* _To be done_:
Can you render the data as a JSON list of strings, one string per line and no blank lines, starting at the first line of the data and ending at the line that contains "table-cell: 取引先 [218,107,294,122]", with that line included?

* _Data provided_:
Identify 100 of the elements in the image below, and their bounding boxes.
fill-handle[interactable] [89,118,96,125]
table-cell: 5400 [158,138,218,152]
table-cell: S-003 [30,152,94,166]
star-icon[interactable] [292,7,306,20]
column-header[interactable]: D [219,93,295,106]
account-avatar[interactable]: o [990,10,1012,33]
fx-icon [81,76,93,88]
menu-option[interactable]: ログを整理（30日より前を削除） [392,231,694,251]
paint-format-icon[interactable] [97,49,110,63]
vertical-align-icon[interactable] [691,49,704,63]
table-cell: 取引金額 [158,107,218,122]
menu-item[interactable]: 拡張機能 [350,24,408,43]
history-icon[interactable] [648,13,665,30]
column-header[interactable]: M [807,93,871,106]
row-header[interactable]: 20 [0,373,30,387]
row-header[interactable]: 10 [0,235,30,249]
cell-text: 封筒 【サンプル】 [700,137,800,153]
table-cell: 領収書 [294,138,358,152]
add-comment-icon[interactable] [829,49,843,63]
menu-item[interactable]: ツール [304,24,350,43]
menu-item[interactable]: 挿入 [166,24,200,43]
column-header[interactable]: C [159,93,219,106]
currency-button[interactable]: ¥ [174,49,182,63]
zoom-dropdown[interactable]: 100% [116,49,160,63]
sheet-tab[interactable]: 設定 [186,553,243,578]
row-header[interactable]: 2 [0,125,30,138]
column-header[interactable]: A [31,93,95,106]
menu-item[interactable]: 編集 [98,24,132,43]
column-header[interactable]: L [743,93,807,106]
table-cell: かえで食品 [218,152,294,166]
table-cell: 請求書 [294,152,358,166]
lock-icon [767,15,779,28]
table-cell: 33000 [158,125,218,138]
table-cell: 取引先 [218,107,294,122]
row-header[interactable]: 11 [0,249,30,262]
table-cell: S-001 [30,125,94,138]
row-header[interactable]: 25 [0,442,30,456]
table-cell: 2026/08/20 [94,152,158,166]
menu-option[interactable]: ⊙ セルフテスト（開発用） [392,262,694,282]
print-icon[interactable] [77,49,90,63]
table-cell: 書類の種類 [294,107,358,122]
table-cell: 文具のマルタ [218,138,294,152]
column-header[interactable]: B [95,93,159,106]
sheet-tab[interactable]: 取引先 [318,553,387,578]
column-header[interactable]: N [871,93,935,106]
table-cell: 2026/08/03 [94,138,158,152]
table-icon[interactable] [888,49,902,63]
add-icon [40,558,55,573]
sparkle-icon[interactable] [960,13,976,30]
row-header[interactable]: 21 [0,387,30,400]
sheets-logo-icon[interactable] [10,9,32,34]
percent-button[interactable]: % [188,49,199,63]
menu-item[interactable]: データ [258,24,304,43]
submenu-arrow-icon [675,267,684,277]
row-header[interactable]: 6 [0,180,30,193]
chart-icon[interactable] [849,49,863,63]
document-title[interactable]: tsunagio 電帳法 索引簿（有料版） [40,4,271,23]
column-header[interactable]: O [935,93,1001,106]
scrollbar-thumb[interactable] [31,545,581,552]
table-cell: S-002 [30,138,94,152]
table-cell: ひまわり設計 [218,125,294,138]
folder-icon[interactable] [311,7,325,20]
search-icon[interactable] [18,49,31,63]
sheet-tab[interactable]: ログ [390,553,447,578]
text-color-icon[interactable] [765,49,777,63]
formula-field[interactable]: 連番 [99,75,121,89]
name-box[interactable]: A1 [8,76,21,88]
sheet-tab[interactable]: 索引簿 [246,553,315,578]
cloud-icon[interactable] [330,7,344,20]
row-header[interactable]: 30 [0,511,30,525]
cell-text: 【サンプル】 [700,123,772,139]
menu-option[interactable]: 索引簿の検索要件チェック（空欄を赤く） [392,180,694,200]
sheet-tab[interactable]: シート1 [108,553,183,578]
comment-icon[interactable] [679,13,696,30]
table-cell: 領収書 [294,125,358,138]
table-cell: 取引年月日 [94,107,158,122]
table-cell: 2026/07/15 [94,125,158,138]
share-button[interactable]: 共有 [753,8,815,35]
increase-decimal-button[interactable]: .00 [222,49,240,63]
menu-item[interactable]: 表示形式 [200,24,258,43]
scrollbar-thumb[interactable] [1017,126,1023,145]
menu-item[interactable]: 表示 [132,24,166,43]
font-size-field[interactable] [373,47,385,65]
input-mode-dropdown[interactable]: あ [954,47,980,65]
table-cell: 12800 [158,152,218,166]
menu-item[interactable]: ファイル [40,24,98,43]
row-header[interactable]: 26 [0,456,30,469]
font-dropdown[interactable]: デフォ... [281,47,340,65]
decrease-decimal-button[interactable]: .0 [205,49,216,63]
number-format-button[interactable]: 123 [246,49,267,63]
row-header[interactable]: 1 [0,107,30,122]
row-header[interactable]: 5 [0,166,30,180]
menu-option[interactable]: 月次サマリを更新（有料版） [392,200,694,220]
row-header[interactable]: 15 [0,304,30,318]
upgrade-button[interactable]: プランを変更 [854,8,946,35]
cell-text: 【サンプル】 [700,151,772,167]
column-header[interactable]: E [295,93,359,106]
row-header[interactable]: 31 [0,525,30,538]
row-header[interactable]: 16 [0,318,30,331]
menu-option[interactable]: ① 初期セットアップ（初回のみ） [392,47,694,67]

* _Solution to the exercise_:
[
  "Identify 100 of the elements in the image below, and their bounding boxes.",
  "fill-handle[interactable] [89,118,96,125]",
  "table-cell: 5400 [158,138,218,152]",
  "table-cell: S-003 [30,152,94,166]",
  "star-icon[interactable] [292,7,306,20]",
  "column-header[interactable]: D [219,93,295,106]",
  "account-avatar[interactable]: o [990,10,1012,33]",
  "fx-icon [81,76,93,88]",
  "menu-option[interactable]: ログを整理（30日より前を削除） [392,231,694,251]",
  "paint-format-icon[interactable] [97,49,110,63]",
  "vertical-align-icon[interactable] [691,49,704,63]",
  "table-cell: 取引金額 [158,107,218,122]",
  "menu-item[interactable]: 拡張機能 [350,24,408,43]",
  "history-icon[interactable] [648,13,665,30]",
  "column-header[interactable]: M [807,93,871,106]",
  "row-header[interactable]: 20 [0,373,30,387]",
  "row-header[interactable]: 10 [0,235,30,249]",
  "cell-text: 封筒 【サンプル】 [700,137,800,153]",
  "table-cell: 領収書 [294,138,358,152]",
  "add-comment-icon[interactable] [829,49,843,63]",
  "menu-item[interactable]: ツール [304,24,350,43]",
  "menu-item[interactable]: 挿入 [166,24,200,43]",
  "column-header[interactable]: C [159,93,219,106]",
  "currency-button[interactable]: ¥ [174,49,182,63]",
  "zoom-dropdown[interactable]: 100% [116,49,160,63]",
  "sheet-tab[interactable]: 設定 [186,553,243,578]",
  "row-header[interactable]: 2 [0,125,30,138]",
  "column-header[interactable]: A [31,93,95,106]",
  "menu-item[interactable]: 編集 [98,24,132,43]",
  "column-header[interactable]: L [743,93,807,106]",
  "table-cell: かえで食品 [218,152,294,166]",
  "table-cell: 請求書 [294,152,358,166]",
  "lock-icon [767,15,779,28]",
  "table-cell: 33000 [158,125,218,138]",
  "table-cell: 取引先 [218,107,294,122]"
]